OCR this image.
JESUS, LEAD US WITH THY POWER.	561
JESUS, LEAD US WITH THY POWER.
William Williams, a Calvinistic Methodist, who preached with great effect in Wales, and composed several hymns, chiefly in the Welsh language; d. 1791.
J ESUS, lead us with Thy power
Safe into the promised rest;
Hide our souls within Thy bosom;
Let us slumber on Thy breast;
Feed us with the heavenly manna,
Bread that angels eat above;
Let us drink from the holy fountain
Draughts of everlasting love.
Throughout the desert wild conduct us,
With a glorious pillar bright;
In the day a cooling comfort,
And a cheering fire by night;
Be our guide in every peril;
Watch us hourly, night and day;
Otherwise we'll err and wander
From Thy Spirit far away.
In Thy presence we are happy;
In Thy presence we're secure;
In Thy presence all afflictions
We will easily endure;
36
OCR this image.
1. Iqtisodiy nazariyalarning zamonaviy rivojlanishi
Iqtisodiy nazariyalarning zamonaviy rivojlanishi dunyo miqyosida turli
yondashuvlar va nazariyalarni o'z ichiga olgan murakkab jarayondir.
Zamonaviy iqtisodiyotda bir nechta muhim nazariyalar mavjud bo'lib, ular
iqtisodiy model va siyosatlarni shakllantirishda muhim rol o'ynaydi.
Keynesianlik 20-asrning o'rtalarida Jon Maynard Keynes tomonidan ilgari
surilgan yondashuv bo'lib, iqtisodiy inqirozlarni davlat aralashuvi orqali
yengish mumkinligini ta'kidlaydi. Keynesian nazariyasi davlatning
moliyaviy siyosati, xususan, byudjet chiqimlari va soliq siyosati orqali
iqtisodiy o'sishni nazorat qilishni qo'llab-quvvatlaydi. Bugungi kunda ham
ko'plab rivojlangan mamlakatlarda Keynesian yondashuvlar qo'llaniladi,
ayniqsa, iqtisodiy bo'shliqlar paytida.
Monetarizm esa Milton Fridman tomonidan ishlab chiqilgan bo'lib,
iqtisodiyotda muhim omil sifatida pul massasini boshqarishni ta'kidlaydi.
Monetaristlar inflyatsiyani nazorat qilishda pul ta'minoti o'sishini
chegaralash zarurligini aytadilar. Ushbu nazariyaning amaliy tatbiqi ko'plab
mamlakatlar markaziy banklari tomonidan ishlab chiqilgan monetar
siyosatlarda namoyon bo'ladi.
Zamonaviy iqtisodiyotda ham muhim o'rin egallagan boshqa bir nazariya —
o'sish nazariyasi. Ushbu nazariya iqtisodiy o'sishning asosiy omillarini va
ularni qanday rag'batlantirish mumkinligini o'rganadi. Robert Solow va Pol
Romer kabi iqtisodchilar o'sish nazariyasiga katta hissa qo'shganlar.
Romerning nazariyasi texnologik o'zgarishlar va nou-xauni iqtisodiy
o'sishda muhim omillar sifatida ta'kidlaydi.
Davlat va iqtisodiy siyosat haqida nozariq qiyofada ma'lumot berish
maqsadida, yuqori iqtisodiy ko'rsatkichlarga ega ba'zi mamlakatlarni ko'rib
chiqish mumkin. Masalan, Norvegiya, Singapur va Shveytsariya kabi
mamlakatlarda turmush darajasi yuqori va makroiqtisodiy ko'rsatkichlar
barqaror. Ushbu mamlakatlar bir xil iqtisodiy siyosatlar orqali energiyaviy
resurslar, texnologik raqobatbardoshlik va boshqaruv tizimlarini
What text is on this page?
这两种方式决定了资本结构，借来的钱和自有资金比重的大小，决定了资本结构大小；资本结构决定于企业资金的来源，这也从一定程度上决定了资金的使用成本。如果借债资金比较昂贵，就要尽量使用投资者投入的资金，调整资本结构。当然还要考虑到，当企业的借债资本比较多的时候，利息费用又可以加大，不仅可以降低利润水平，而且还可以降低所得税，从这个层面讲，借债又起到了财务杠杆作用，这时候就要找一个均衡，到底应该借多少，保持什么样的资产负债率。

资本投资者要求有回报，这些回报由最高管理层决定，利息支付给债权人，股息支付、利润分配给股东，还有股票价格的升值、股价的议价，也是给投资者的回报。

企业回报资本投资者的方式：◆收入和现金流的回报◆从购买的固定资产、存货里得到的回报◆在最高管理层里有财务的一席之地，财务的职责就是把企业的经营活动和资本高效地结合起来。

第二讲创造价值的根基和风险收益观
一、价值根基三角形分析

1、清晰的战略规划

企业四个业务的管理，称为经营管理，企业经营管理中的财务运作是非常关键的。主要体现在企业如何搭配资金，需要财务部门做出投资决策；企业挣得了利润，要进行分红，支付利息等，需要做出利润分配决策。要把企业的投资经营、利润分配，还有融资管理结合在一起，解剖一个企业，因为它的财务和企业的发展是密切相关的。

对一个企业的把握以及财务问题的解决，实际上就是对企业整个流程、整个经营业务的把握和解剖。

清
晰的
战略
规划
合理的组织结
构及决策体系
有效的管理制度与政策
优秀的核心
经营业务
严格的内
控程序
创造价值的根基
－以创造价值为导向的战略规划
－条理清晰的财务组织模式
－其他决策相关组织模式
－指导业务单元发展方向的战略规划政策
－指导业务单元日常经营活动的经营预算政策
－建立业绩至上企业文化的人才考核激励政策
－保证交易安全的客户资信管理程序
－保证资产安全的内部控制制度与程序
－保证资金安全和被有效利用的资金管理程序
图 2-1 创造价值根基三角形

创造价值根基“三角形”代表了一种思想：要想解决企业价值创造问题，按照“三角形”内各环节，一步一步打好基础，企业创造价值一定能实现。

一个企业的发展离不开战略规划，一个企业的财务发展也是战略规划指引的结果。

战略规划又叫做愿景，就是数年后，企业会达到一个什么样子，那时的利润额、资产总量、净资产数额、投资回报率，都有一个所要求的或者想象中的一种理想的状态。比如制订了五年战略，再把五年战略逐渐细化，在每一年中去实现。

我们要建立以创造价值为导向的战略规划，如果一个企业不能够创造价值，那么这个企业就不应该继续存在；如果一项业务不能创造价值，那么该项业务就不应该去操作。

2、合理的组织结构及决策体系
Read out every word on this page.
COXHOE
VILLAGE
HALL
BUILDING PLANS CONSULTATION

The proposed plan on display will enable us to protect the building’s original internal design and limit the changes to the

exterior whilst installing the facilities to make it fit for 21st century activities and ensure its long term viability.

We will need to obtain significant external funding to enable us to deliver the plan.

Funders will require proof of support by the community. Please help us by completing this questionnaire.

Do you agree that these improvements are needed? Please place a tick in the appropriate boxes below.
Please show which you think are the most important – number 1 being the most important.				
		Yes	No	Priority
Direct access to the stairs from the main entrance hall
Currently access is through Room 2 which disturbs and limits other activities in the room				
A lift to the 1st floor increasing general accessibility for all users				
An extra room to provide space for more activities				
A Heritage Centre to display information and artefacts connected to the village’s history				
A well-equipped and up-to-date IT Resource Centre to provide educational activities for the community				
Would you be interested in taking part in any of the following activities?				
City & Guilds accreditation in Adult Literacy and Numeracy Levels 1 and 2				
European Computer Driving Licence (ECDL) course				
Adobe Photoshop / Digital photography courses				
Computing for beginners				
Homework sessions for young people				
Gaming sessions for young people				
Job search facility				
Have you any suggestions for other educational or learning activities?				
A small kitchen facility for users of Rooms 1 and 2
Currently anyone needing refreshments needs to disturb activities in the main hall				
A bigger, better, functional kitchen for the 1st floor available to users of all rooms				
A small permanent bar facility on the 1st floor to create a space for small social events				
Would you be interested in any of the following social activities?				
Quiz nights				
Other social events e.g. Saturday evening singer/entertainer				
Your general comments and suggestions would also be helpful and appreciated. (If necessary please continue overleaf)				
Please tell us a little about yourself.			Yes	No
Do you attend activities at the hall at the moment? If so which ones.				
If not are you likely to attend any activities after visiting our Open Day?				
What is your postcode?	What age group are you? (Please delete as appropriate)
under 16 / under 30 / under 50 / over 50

> **The task**
Among the lines of the material, find those that hold the word "JESUS" and copy them.

> **Complete output**
JESUS, LEAD US WITH THY POWER.	561
JESUS, LEAD US WITH THY POWER.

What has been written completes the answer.